> [Data items]
------------

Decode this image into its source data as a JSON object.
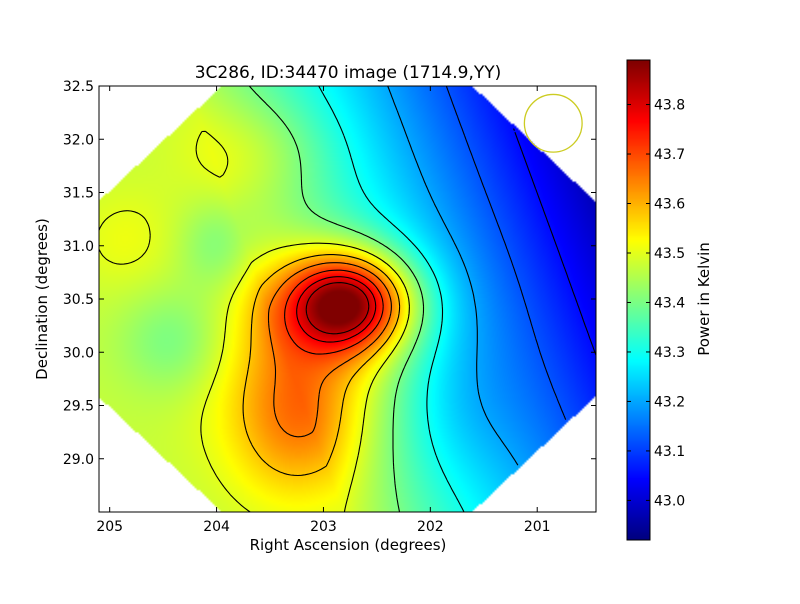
{
  "chart_data": {
    "type": "heatmap",
    "title": "3C286, ID:34470 image (1714.9,YY)",
    "xlabel": "Right Ascension (degrees)",
    "ylabel": "Declination (degrees)",
    "xlim": [
      205.1,
      200.45
    ],
    "ylim": [
      28.5,
      32.5
    ],
    "x_ticks": [
      {
        "value": 205,
        "label": "205"
      },
      {
        "value": 204,
        "label": "204"
      },
      {
        "value": 203,
        "label": "203"
      },
      {
        "value": 202,
        "label": "202"
      },
      {
        "value": 201,
        "label": "201"
      }
    ],
    "y_ticks": [
      {
        "value": 29.0,
        "label": "29.0"
      },
      {
        "value": 29.5,
        "label": "29.5"
      },
      {
        "value": 30.0,
        "label": "30.0"
      },
      {
        "value": 30.5,
        "label": "30.5"
      },
      {
        "value": 31.0,
        "label": "31.0"
      },
      {
        "value": 31.5,
        "label": "31.5"
      },
      {
        "value": 32.0,
        "label": "32.0"
      },
      {
        "value": 32.5,
        "label": "32.5"
      }
    ],
    "colorbar": {
      "label": "Power in Kelvin",
      "min": 42.92,
      "max": 43.89,
      "colormap": "jet",
      "ticks": [
        {
          "value": 43.0,
          "label": "43.0"
        },
        {
          "value": 43.1,
          "label": "43.1"
        },
        {
          "value": 43.2,
          "label": "43.2"
        },
        {
          "value": 43.3,
          "label": "43.3"
        },
        {
          "value": 43.4,
          "label": "43.4"
        },
        {
          "value": 43.5,
          "label": "43.5"
        },
        {
          "value": 43.6,
          "label": "43.6"
        },
        {
          "value": 43.7,
          "label": "43.7"
        },
        {
          "value": 43.8,
          "label": "43.8"
        }
      ]
    },
    "field": {
      "base": 43.28,
      "gradient": [
        {
          "ra0": 203.8,
          "dec0": 31.2,
          "value": 43.47,
          "ra1": 200.5,
          "dec1": 32.4,
          "value1": 42.93
        }
      ],
      "sources": [
        {
          "ra": 202.78,
          "dec": 30.47,
          "peak": 0.47,
          "sigma_ra": 0.42,
          "sigma_dec": 0.33
        },
        {
          "ra": 202.95,
          "dec": 29.85,
          "peak": 0.14,
          "sigma_ra": 0.7,
          "sigma_dec": 0.7
        },
        {
          "ra": 203.3,
          "dec": 29.3,
          "peak": 0.1,
          "sigma_ra": 0.4,
          "sigma_dec": 0.5
        },
        {
          "ra": 203.6,
          "dec": 31.9,
          "peak": 0.06,
          "sigma_ra": 0.5,
          "sigma_dec": 0.35
        },
        {
          "ra": 204.85,
          "dec": 31.05,
          "peak": 0.04,
          "sigma_ra": 0.35,
          "sigma_dec": 0.35
        }
      ],
      "holes": [
        {
          "ra": 204.0,
          "dec": 31.0,
          "depth": 0.07,
          "sigma_ra": 0.25,
          "sigma_dec": 0.3
        },
        {
          "ra": 204.4,
          "dec": 30.1,
          "depth": 0.08,
          "sigma_ra": 0.35,
          "sigma_dec": 0.35
        },
        {
          "ra": 201.9,
          "dec": 29.5,
          "depth": 0.06,
          "sigma_ra": 0.5,
          "sigma_dec": 0.55
        }
      ]
    },
    "contour_levels": [
      43.05,
      43.12,
      43.2,
      43.3,
      43.4,
      43.5,
      43.58,
      43.65,
      43.72,
      43.78,
      43.83
    ],
    "valid_region": {
      "shape": "rotated-square",
      "center_ra": 202.78,
      "center_dec": 30.5,
      "half_diagonal_ra": 3.3,
      "half_diagonal_dec": 3.1
    },
    "beam_marker": {
      "ra": 200.85,
      "dec": 32.15,
      "radius_deg": 0.27,
      "color": "#cccc22"
    }
  }
}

------------

Out of the material above, gather each line where "degrees" appears.

    "xlabel": "Right Ascension (degrees)",
    "ylabel": "Declination (degrees)",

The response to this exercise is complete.